Written instruction:
Quote every line as written. Omit pictures.

Entries shown:
====

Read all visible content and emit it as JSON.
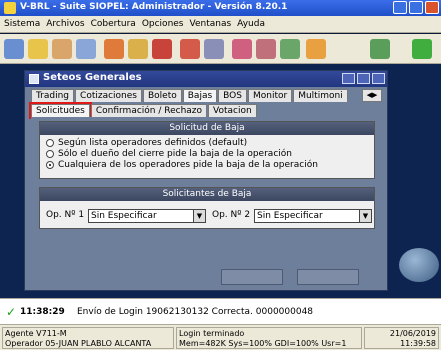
{
  "window": {
    "title": "V-BRL - Suite SIOPEL: Administrador - Versión 8.20.1"
  },
  "menu": [
    "Sistema",
    "Archivos",
    "Cobertura",
    "Opciones",
    "Ventanas",
    "Ayuda"
  ],
  "toolbar": {
    "icons": [
      "users-icon",
      "globe-icon",
      "group-icon",
      "edit-icon",
      "chart-icon",
      "people-icon",
      "person-icon",
      "monitor-icon",
      "team-icon",
      "people-alt-icon",
      "people-green-icon",
      "group-orange-icon",
      "settings-icon",
      "language-en-icon",
      "exit-icon"
    ]
  },
  "dialog": {
    "title": "Seteos Generales",
    "tabs_row1": [
      "Trading",
      "Cotizaciones",
      "Boleto",
      "Bajas",
      "BOS",
      "Monitor",
      "Multimoni"
    ],
    "active_tab_row1": "Bajas",
    "tabs_row2": [
      "Solicitudes",
      "Confirmación / Rechazo",
      "Votacion"
    ],
    "active_tab_row2": "Solicitudes",
    "group_baja": {
      "title": "Solicitud de Baja",
      "options": [
        "Según lista operadores definidos (default)",
        "Sólo el dueño del cierre pide la baja de la operación",
        "Cualquiera de los operadores pide la baja de la operación"
      ],
      "selected_index": 2
    },
    "group_solicitantes": {
      "title": "Solicitantes de Baja",
      "op1_label": "Op. Nº 1",
      "op1_value": "Sin Especificar",
      "op2_label": "Op. Nº 2",
      "op2_value": "Sin Especificar"
    }
  },
  "log": {
    "time": "11:38:29",
    "message": "Envío de Login 19062130132 Correcta. 0000000048"
  },
  "status": {
    "agent": "Agente V711-M",
    "operator": "Operador 05-JUAN PLABLO ALCANTA",
    "login": "Login terminado",
    "mem": "Mem=482K Sys=100% GDI=100% Usr=1",
    "date": "21/06/2019",
    "time": "11:39:58"
  },
  "colors": {
    "accent_blue": "#1f4fc9",
    "highlight_red": "#e01818",
    "success_green": "#17a117"
  }
}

====

Result of this exercise:
Read all visible content and emit it as JSON.
{
  "window": {
    "title": "V-BRL - Suite SIOPEL: Administrador - Versión 8.20.1"
  },
  "menu": [
    "Sistema",
    "Archivos",
    "Cobertura",
    "Opciones",
    "Ventanas",
    "Ayuda"
  ],
  "toolbar": {
    "icons": [
      "users-icon",
      "globe-icon",
      "group-icon",
      "edit-icon",
      "chart-icon",
      "people-icon",
      "person-icon",
      "monitor-icon",
      "team-icon",
      "people-alt-icon",
      "people-green-icon",
      "group-orange-icon",
      "settings-icon",
      "language-en-icon",
      "exit-icon"
    ]
  },
  "dialog": {
    "title": "Seteos Generales",
    "tabs_row1": [
      "Trading",
      "Cotizaciones",
      "Boleto",
      "Bajas",
      "BOS",
      "Monitor",
      "Multimoni"
    ],
    "active_tab_row1": "Bajas",
    "tabs_row2": [
      "Solicitudes",
      "Confirmación / Rechazo",
      "Votacion"
    ],
    "active_tab_row2": "Solicitudes",
    "group_baja": {
      "title": "Solicitud de Baja",
      "options": [
        "Según lista operadores definidos (default)",
        "Sólo el dueño del cierre pide la baja de la operación",
        "Cualquiera de los operadores pide la baja de la operación"
      ],
      "selected_index": 2
    },
    "group_solicitantes": {
      "title": "Solicitantes de Baja",
      "op1_label": "Op. Nº 1",
      "op1_value": "Sin Especificar",
      "op2_label": "Op. Nº 2",
      "op2_value": "Sin Especificar"
    }
  },
  "log": {
    "time": "11:38:29",
    "message": "Envío de Login 19062130132 Correcta. 0000000048"
  },
  "status": {
    "agent": "Agente V711-M",
    "operator": "Operador 05-JUAN PLABLO ALCANTA",
    "login": "Login terminado",
    "mem": "Mem=482K Sys=100% GDI=100% Usr=1",
    "date": "21/06/2019",
    "time": "11:39:58"
  },
  "colors": {
    "accent_blue": "#1f4fc9",
    "highlight_red": "#e01818",
    "success_green": "#17a117"
  }
}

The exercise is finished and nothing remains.